BEGIN Provided records

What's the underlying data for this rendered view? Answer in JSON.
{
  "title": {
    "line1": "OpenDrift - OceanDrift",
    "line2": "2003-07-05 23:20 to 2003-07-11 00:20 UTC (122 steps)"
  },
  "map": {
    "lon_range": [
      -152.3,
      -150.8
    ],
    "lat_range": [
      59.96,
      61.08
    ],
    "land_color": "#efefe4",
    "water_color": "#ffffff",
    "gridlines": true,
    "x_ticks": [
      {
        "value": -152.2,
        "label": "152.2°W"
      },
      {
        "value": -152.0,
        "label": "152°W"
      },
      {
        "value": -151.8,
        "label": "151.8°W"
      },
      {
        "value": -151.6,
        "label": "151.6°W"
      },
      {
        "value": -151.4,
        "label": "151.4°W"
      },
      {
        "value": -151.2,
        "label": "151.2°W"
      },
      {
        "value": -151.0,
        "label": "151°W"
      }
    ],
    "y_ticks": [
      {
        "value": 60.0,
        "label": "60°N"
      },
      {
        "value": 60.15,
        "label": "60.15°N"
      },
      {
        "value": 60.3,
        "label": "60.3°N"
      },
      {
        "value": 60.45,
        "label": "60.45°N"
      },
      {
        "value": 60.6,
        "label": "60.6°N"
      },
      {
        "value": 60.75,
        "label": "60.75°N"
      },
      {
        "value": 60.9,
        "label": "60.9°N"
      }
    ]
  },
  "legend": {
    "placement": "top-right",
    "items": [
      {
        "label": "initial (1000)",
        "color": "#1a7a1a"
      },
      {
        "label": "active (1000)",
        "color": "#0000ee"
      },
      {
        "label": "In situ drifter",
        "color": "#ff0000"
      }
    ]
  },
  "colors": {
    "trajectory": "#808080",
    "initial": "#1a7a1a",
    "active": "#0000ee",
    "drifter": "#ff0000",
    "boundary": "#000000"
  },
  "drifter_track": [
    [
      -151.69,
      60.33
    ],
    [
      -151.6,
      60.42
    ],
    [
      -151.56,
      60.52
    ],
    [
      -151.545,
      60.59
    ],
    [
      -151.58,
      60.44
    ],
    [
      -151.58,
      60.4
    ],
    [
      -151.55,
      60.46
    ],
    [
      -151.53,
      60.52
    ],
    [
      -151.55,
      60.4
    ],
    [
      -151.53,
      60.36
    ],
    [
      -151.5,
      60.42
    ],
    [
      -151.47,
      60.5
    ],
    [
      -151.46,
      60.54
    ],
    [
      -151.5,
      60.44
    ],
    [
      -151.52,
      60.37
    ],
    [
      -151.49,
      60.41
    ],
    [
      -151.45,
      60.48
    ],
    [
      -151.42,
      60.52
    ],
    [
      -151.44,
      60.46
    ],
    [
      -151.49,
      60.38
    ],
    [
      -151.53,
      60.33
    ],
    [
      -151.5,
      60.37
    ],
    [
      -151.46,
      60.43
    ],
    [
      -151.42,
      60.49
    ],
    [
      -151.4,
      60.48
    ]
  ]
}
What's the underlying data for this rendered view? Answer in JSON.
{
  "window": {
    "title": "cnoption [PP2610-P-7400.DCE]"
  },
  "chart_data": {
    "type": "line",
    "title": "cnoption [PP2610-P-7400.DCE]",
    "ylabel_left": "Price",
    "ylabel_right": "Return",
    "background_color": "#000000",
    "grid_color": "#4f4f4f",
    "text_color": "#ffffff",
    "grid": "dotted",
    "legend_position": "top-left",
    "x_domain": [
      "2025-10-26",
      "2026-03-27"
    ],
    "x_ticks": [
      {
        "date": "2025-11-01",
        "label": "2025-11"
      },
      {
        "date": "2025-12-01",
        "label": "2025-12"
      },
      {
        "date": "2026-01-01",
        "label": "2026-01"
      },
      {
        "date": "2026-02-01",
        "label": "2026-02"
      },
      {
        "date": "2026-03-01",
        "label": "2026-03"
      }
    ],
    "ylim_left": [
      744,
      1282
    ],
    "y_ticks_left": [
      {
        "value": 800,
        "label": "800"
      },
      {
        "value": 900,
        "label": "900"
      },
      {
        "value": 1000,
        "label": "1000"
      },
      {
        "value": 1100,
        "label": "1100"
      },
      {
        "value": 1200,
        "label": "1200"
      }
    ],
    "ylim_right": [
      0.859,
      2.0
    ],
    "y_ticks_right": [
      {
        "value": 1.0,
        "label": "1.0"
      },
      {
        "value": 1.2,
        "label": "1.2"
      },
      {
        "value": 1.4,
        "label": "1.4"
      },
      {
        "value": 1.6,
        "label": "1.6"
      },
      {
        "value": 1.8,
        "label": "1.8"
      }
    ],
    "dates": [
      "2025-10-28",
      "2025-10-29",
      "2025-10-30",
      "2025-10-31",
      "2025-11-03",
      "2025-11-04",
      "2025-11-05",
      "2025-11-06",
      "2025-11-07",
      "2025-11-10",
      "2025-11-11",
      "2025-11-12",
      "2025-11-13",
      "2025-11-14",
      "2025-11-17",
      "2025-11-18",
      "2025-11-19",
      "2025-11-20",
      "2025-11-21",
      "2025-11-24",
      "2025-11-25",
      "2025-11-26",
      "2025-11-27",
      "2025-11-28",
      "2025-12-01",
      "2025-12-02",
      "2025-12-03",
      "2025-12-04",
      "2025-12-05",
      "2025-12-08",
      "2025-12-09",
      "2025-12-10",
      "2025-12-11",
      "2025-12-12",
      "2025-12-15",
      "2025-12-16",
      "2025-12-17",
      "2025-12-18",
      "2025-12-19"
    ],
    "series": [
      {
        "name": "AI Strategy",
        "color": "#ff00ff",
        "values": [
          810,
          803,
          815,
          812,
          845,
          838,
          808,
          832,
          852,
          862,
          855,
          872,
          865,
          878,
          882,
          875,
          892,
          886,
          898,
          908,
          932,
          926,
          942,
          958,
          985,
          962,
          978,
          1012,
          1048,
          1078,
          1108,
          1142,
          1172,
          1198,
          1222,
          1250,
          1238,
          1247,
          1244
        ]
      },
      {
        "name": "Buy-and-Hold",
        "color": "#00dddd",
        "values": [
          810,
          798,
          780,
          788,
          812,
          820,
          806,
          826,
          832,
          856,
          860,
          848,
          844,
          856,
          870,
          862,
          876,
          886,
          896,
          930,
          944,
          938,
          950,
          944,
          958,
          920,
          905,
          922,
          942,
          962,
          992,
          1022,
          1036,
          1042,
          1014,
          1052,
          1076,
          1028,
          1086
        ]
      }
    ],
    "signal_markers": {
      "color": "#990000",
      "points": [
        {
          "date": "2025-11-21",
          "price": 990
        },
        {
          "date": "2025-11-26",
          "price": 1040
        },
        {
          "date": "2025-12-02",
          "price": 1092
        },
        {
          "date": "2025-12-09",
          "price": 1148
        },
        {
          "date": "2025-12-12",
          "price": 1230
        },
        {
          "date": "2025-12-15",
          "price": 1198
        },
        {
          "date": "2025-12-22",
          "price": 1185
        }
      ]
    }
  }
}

END Provided records

▶ [The problem] Transcribe every line of the data, exactly as it stands.

▶ [Solved problem]
What's the underlying data for this rendered view? Answer in JSON.
{
  "title": {
    "line1": "OpenDrift - OceanDrift",
    "line2": "2003-07-05 23:20 to 2003-07-11 00:20 UTC (122 steps)"
  },
  "map": {
    "lon_range": [
      -152.3,
      -150.8
    ],
    "lat_range": [
      59.96,
      61.08
    ],
    "land_color": "#efefe4",
    "water_color": "#ffffff",
    "gridlines": true,
    "x_ticks": [
      {
        "value": -152.2,
        "label": "152.2°W"
      },
      {
        "value": -152.0,
        "label": "152°W"
      },
      {
        "value": -151.8,
        "label": "151.8°W"
      },
      {
        "value": -151.6,
        "label": "151.6°W"
      },
      {
        "value": -151.4,
        "label": "151.4°W"
      },
      {
        "value": -151.2,
        "label": "151.2°W"
      },
      {
        "value": -151.0,
        "label": "151°W"
      }
    ],
    "y_ticks": [
      {
        "value": 60.0,
        "label": "60°N"
      },
      {
        "value": 60.15,
        "label": "60.15°N"
      },
      {
        "value": 60.3,
        "label": "60.3°N"
      },
      {
        "value": 60.45,
        "label": "60.45°N"
      },
      {
        "value": 60.6,
        "label": "60.6°N"
      },
      {
        "value": 60.75,
        "label": "60.75°N"
      },
      {
        "value": 60.9,
        "label": "60.9°N"
      }
    ]
  },
  "legend": {
    "placement": "top-right",
    "items": [
      {
        "label": "initial (1000)",
        "color": "#1a7a1a"
      },
      {
        "label": "active (1000)",
        "color": "#0000ee"
      },
      {
        "label": "In situ drifter",
        "color": "#ff0000"
      }
    ]
  },
  "colors": {
    "trajectory": "#808080",
    "initial": "#1a7a1a",
    "active": "#0000ee",
    "drifter": "#ff0000",
    "boundary": "#000000"
  },
  "drifter_track": [
    [
      -151.69,
      60.33
    ],
    [
      -151.6,
      60.42
    ],
    [
      -151.56,
      60.52
    ],
    [
      -151.545,
      60.59
    ],
    [
      -151.58,
      60.44
    ],
    [
      -151.58,
      60.4
    ],
    [
      -151.55,
      60.46
    ],
    [
      -151.53,
      60.52
    ],
    [
      -151.55,
      60.4
    ],
    [
      -151.53,
      60.36
    ],
    [
      -151.5,
      60.42
    ],
    [
      -151.47,
      60.5
    ],
    [
      -151.46,
      60.54
    ],
    [
      -151.5,
      60.44
    ],
    [
      -151.52,
      60.37
    ],
    [
      -151.49,
      60.41
    ],
    [
      -151.45,
      60.48
    ],
    [
      -151.42,
      60.52
    ],
    [
      -151.44,
      60.46
    ],
    [
      -151.49,
      60.38
    ],
    [
      -151.53,
      60.33
    ],
    [
      -151.5,
      60.37
    ],
    [
      -151.46,
      60.43
    ],
    [
      -151.42,
      60.49
    ],
    [
      -151.4,
      60.48
    ]
  ]
}
What's the underlying data for this rendered view? Answer in JSON.
{
  "window": {
    "title": "cnoption [PP2610-P-7400.DCE]"
  },
  "chart_data": {
    "type": "line",
    "title": "cnoption [PP2610-P-7400.DCE]",
    "ylabel_left": "Price",
    "ylabel_right": "Return",
    "background_color": "#000000",
    "grid_color": "#4f4f4f",
    "text_color": "#ffffff",
    "grid": "dotted",
    "legend_position": "top-left",
    "x_domain": [
      "2025-10-26",
      "2026-03-27"
    ],
    "x_ticks": [
      {
        "date": "2025-11-01",
        "label": "2025-11"
      },
      {
        "date": "2025-12-01",
        "label": "2025-12"
      },
      {
        "date": "2026-01-01",
        "label": "2026-01"
      },
      {
        "date": "2026-02-01",
        "label": "2026-02"
      },
      {
        "date": "2026-03-01",
        "label": "2026-03"
      }
    ],
    "ylim_left": [
      744,
      1282
    ],
    "y_ticks_left": [
      {
        "value": 800,
        "label": "800"
      },
      {
        "value": 900,
        "label": "900"
      },
      {
        "value": 1000,
        "label": "1000"
      },
      {
        "value": 1100,
        "label": "1100"
      },
      {
        "value": 1200,
        "label": "1200"
      }
    ],
    "ylim_right": [
      0.859,
      2.0
    ],
    "y_ticks_right": [
      {
        "value": 1.0,
        "label": "1.0"
      },
      {
        "value": 1.2,
        "label": "1.2"
      },
      {
        "value": 1.4,
        "label": "1.4"
      },
      {
        "value": 1.6,
        "label": "1.6"
      },
      {
        "value": 1.8,
        "label": "1.8"
      }
    ],
    "dates": [
      "2025-10-28",
      "2025-10-29",
      "2025-10-30",
      "2025-10-31",
      "2025-11-03",
      "2025-11-04",
      "2025-11-05",
      "2025-11-06",
      "2025-11-07",
      "2025-11-10",
      "2025-11-11",
      "2025-11-12",
      "2025-11-13",
      "2025-11-14",
      "2025-11-17",
      "2025-11-18",
      "2025-11-19",
      "2025-11-20",
      "2025-11-21",
      "2025-11-24",
      "2025-11-25",
      "2025-11-26",
      "2025-11-27",
      "2025-11-28",
      "2025-12-01",
      "2025-12-02",
      "2025-12-03",
      "2025-12-04",
      "2025-12-05",
      "2025-12-08",
      "2025-12-09",
      "2025-12-10",
      "2025-12-11",
      "2025-12-12",
      "2025-12-15",
      "2025-12-16",
      "2025-12-17",
      "2025-12-18",
      "2025-12-19"
    ],
    "series": [
      {
        "name": "AI Strategy",
        "color": "#ff00ff",
        "values": [
          810,
          803,
          815,
          812,
          845,
          838,
          808,
          832,
          852,
          862,
          855,
          872,
          865,
          878,
          882,
          875,
          892,
          886,
          898,
          908,
          932,
          926,
          942,
          958,
          985,
          962,
          978,
          1012,
          1048,
          1078,
          1108,
          1142,
          1172,
          1198,
          1222,
          1250,
          1238,
          1247,
          1244
        ]
      },
      {
        "name": "Buy-and-Hold",
        "color": "#00dddd",
        "values": [
          810,
          798,
          780,
          788,
          812,
          820,
          806,
          826,
          832,
          856,
          860,
          848,
          844,
          856,
          870,
          862,
          876,
          886,
          896,
          930,
          944,
          938,
          950,
          944,
          958,
          920,
          905,
          922,
          942,
          962,
          992,
          1022,
          1036,
          1042,
          1014,
          1052,
          1076,
          1028,
          1086
        ]
      }
    ],
    "signal_markers": {
      "color": "#990000",
      "points": [
        {
          "date": "2025-11-21",
          "price": 990
        },
        {
          "date": "2025-11-26",
          "price": 1040
        },
        {
          "date": "2025-12-02",
          "price": 1092
        },
        {
          "date": "2025-12-09",
          "price": 1148
        },
        {
          "date": "2025-12-12",
          "price": 1230
        },
        {
          "date": "2025-12-15",
          "price": 1198
        },
        {
          "date": "2025-12-22",
          "price": 1185
        }
      ]
    }
  }
}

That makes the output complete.